→ Objective
Each entry must appear again exactly as it does in the source.
• • • • •
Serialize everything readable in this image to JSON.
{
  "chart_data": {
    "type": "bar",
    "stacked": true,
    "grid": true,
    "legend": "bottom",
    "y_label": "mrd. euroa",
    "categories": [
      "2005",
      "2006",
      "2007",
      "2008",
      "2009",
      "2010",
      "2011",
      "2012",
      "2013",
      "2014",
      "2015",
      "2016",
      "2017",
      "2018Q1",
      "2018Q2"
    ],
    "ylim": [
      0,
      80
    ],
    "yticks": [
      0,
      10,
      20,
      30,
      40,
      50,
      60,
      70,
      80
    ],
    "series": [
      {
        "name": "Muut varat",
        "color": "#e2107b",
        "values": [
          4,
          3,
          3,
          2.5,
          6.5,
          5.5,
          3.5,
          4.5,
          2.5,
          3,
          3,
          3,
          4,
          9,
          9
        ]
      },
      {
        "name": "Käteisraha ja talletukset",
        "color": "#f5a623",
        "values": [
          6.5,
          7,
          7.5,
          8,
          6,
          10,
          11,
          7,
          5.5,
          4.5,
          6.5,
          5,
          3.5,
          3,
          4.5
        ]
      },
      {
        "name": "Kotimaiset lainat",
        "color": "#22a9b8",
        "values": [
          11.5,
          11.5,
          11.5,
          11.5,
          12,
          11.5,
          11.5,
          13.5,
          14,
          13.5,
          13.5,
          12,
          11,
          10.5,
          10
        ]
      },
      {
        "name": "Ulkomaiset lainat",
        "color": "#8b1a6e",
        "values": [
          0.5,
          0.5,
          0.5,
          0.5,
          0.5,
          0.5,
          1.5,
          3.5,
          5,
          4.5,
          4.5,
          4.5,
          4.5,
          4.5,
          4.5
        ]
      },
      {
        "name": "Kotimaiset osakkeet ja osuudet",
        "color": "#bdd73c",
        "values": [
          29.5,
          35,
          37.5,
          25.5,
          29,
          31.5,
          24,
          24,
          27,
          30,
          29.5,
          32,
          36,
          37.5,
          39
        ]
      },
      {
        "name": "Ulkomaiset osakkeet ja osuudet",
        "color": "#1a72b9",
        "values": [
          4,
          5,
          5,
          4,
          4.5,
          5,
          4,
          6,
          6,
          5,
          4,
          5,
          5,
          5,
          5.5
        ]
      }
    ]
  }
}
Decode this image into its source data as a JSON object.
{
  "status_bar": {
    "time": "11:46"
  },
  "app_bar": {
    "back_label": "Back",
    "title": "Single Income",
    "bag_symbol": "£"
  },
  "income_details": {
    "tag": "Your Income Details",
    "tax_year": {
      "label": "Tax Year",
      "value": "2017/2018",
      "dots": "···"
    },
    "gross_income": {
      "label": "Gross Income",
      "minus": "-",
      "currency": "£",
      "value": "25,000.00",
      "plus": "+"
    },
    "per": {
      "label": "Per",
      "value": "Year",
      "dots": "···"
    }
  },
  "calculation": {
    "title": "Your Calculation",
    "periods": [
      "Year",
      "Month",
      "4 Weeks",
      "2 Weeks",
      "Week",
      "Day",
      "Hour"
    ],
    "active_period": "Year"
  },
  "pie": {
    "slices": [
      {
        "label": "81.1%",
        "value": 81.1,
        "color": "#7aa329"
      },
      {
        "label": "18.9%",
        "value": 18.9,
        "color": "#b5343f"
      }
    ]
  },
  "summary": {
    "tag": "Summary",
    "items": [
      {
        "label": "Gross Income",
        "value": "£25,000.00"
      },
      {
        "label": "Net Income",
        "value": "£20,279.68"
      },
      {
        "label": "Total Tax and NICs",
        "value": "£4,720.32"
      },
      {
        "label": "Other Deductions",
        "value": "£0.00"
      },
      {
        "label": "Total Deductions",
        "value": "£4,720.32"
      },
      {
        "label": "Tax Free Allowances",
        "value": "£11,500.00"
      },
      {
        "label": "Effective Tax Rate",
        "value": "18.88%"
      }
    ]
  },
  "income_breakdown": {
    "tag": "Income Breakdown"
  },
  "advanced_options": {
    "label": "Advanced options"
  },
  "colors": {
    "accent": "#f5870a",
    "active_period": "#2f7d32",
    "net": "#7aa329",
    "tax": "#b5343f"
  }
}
• • • • •
→ Final answer
Serialize everything readable in this image to JSON.
{
  "chart_data": {
    "type": "bar",
    "stacked": true,
    "grid": true,
    "legend": "bottom",
    "y_label": "mrd. euroa",
    "categories": [
      "2005",
      "2006",
      "2007",
      "2008",
      "2009",
      "2010",
      "2011",
      "2012",
      "2013",
      "2014",
      "2015",
      "2016",
      "2017",
      "2018Q1",
      "2018Q2"
    ],
    "ylim": [
      0,
      80
    ],
    "yticks": [
      0,
      10,
      20,
      30,
      40,
      50,
      60,
      70,
      80
    ],
    "series": [
      {
        "name": "Muut varat",
        "color": "#e2107b",
        "values": [
          4,
          3,
          3,
          2.5,
          6.5,
          5.5,
          3.5,
          4.5,
          2.5,
          3,
          3,
          3,
          4,
          9,
          9
        ]
      },
      {
        "name": "Käteisraha ja talletukset",
        "color": "#f5a623",
        "values": [
          6.5,
          7,
          7.5,
          8,
          6,
          10,
          11,
          7,
          5.5,
          4.5,
          6.5,
          5,
          3.5,
          3,
          4.5
        ]
      },
      {
        "name": "Kotimaiset lainat",
        "color": "#22a9b8",
        "values": [
          11.5,
          11.5,
          11.5,
          11.5,
          12,
          11.5,
          11.5,
          13.5,
          14,
          13.5,
          13.5,
          12,
          11,
          10.5,
          10
        ]
      },
      {
        "name": "Ulkomaiset lainat",
        "color": "#8b1a6e",
        "values": [
          0.5,
          0.5,
          0.5,
          0.5,
          0.5,
          0.5,
          1.5,
          3.5,
          5,
          4.5,
          4.5,
          4.5,
          4.5,
          4.5,
          4.5
        ]
      },
      {
        "name": "Kotimaiset osakkeet ja osuudet",
        "color": "#bdd73c",
        "values": [
          29.5,
          35,
          37.5,
          25.5,
          29,
          31.5,
          24,
          24,
          27,
          30,
          29.5,
          32,
          36,
          37.5,
          39
        ]
      },
      {
        "name": "Ulkomaiset osakkeet ja osuudet",
        "color": "#1a72b9",
        "values": [
          4,
          5,
          5,
          4,
          4.5,
          5,
          4,
          6,
          6,
          5,
          4,
          5,
          5,
          5,
          5.5
        ]
      }
    ]
  }
}
Decode this image into its source data as a JSON object.
{
  "status_bar": {
    "time": "11:46"
  },
  "app_bar": {
    "back_label": "Back",
    "title": "Single Income",
    "bag_symbol": "£"
  },
  "income_details": {
    "tag": "Your Income Details",
    "tax_year": {
      "label": "Tax Year",
      "value": "2017/2018",
      "dots": "···"
    },
    "gross_income": {
      "label": "Gross Income",
      "minus": "-",
      "currency": "£",
      "value": "25,000.00",
      "plus": "+"
    },
    "per": {
      "label": "Per",
      "value": "Year",
      "dots": "···"
    }
  },
  "calculation": {
    "title": "Your Calculation",
    "periods": [
      "Year",
      "Month",
      "4 Weeks",
      "2 Weeks",
      "Week",
      "Day",
      "Hour"
    ],
    "active_period": "Year"
  },
  "pie": {
    "slices": [
      {
        "label": "81.1%",
        "value": 81.1,
        "color": "#7aa329"
      },
      {
        "label": "18.9%",
        "value": 18.9,
        "color": "#b5343f"
      }
    ]
  },
  "summary": {
    "tag": "Summary",
    "items": [
      {
        "label": "Gross Income",
        "value": "£25,000.00"
      },
      {
        "label": "Net Income",
        "value": "£20,279.68"
      },
      {
        "label": "Total Tax and NICs",
        "value": "£4,720.32"
      },
      {
        "label": "Other Deductions",
        "value": "£0.00"
      },
      {
        "label": "Total Deductions",
        "value": "£4,720.32"
      },
      {
        "label": "Tax Free Allowances",
        "value": "£11,500.00"
      },
      {
        "label": "Effective Tax Rate",
        "value": "18.88%"
      }
    ]
  },
  "income_breakdown": {
    "tag": "Income Breakdown"
  },
  "advanced_options": {
    "label": "Advanced options"
  },
  "colors": {
    "accent": "#f5870a",
    "active_period": "#2f7d32",
    "net": "#7aa329",
    "tax": "#b5343f"
  }
}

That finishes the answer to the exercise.